- **Exercise details**
Copy out all the lines exactly. Omit pictures.

- **Task inputs**
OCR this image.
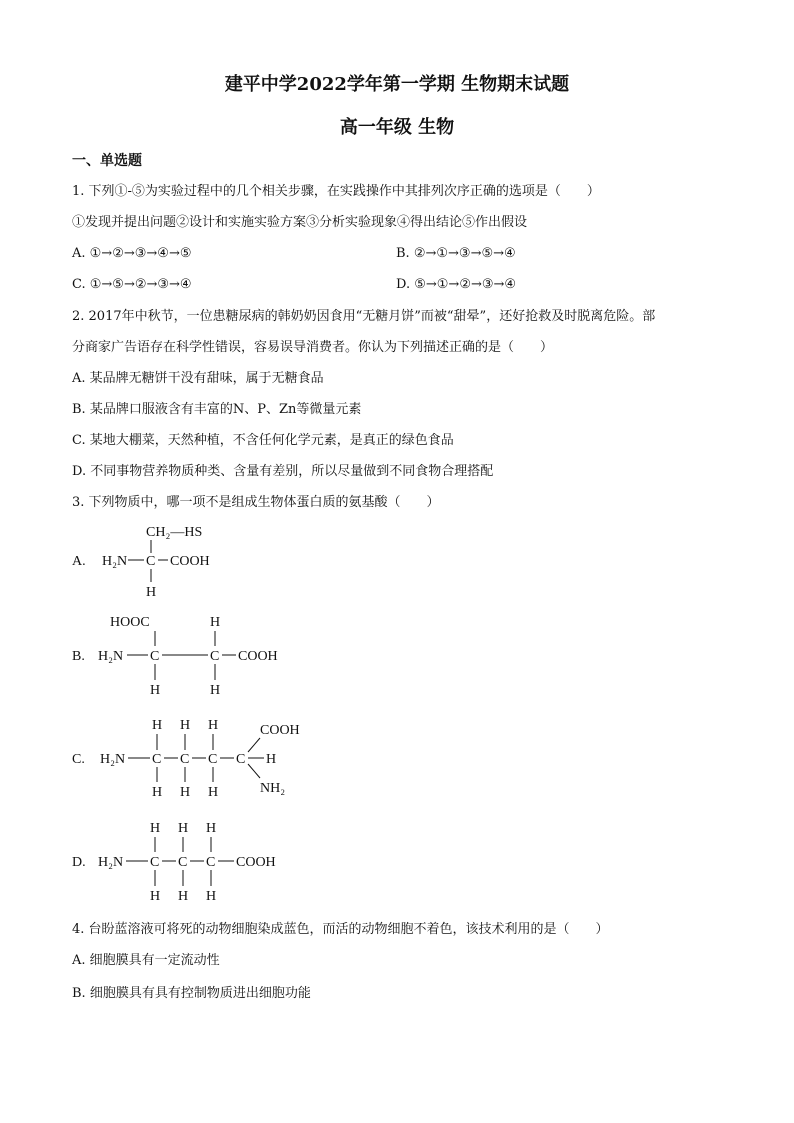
建平中学2022学年第一学期 生物期末试题
高一年级 生物
一、单选题
1. 下列①-⑤为实验过程中的几个相关步骤，在实践操作中其排列次序正确的选项是（　　）
①发现并提出问题②设计和实施实验方案③分析实验现象④得出结论⑤作出假设
A. ①→②→③→④→⑤	B. ②→①→③→⑤→④
C. ①→⑤→②→③→④	D. ⑤→①→②→③→④
2. 2017年中秋节，一位患糖尿病的韩奶奶因食用“无糖月饼”而被“甜晕”，还好抢救及时脱离危险。部
分商家广告语存在科学性错误，容易误导消费者。你认为下列描述正确的是（　　）
A. 某品牌无糖饼干没有甜味，属于无糖食品
B. 某品牌口服液含有丰富的N、P、Zn等微量元素
C. 某地大棚菜，天然种植，不含任何化学元素，是真正的绿色食品
D. 不同事物营养物质种类、含量有差别，所以尽量做到不同食物合理搭配
3. 下列物质中，哪一项不是组成生物体蛋白质的氨基酸（　　）
A.
CH₂—HS
H₂N C COOH
H
B.
HOOC	H
H₂N C	C COOH
H	H
C.
H H H	COOH
H₂N C C C C H
H H H	NH₂
D.
H H H
H₂N C C C COOH
H H H
4. 台盼蓝溶液可将死的动物细胞染成蓝色，而活的动物细胞不着色，该技术利用的是（　　）
A. 细胞膜具有一定流动性
B. 细胞膜具有具有控制物质进出细胞功能
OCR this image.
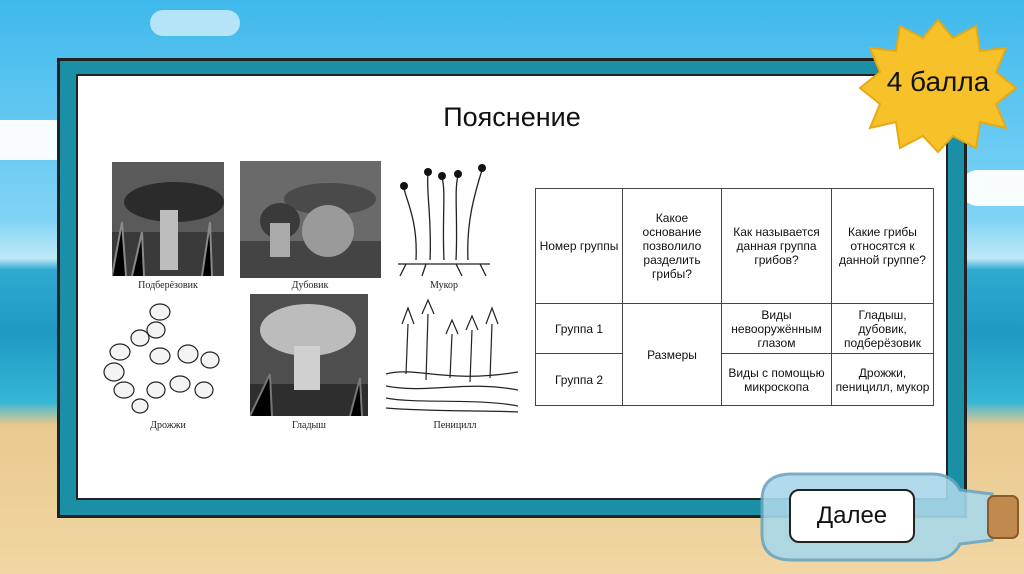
Пояснение
4 балла
Подберёзовик	Дубовик	Мукор
Дрожжи	Гладыш	Пеницилл
Номер группы	Какое основание позволило разделить грибы?	Как называется данная группа грибов?	Какие грибы относятся к данной группе?
Группа 1	Размеры	Виды невооружённым глазом	Гладыш, дубовик, подберёзовик
Группа 2		Виды с помощью микроскопа	Дрожжи, пеницилл, мукор
Далее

- **Result of the task**
OCR this image.
建平中学2022学年第一学期 生物期末试题
高一年级 生物
一、单选题
1. 下列①-⑤为实验过程中的几个相关步骤，在实践操作中其排列次序正确的选项是（　　）
①发现并提出问题②设计和实施实验方案③分析实验现象④得出结论⑤作出假设
A. ①→②→③→④→⑤	B. ②→①→③→⑤→④
C. ①→⑤→②→③→④	D. ⑤→①→②→③→④
2. 2017年中秋节，一位患糖尿病的韩奶奶因食用“无糖月饼”而被“甜晕”，还好抢救及时脱离危险。部
分商家广告语存在科学性错误，容易误导消费者。你认为下列描述正确的是（　　）
A. 某品牌无糖饼干没有甜味，属于无糖食品
B. 某品牌口服液含有丰富的N、P、Zn等微量元素
C. 某地大棚菜，天然种植，不含任何化学元素，是真正的绿色食品
D. 不同事物营养物质种类、含量有差别，所以尽量做到不同食物合理搭配
3. 下列物质中，哪一项不是组成生物体蛋白质的氨基酸（　　）
A.
CH₂—HS
H₂N C COOH
H
B.
HOOC	H
H₂N C	C COOH
H	H
C.
H H H	COOH
H₂N C C C C H
H H H	NH₂
D.
H H H
H₂N C C C COOH
H H H
4. 台盼蓝溶液可将死的动物细胞染成蓝色，而活的动物细胞不着色，该技术利用的是（　　）
A. 细胞膜具有一定流动性
B. 细胞膜具有具有控制物质进出细胞功能
OCR this image.
Пояснение
4 балла
Подберёзовик	Дубовик	Мукор
Дрожжи	Гладыш	Пеницилл
Номер группы	Какое основание позволило разделить грибы?	Как называется данная группа грибов?	Какие грибы относятся к данной группе?
Группа 1	Размеры	Виды невооружённым глазом	Гладыш, дубовик, подберёзовик
Группа 2		Виды с помощью микроскопа	Дрожжи, пеницилл, мукор
Далее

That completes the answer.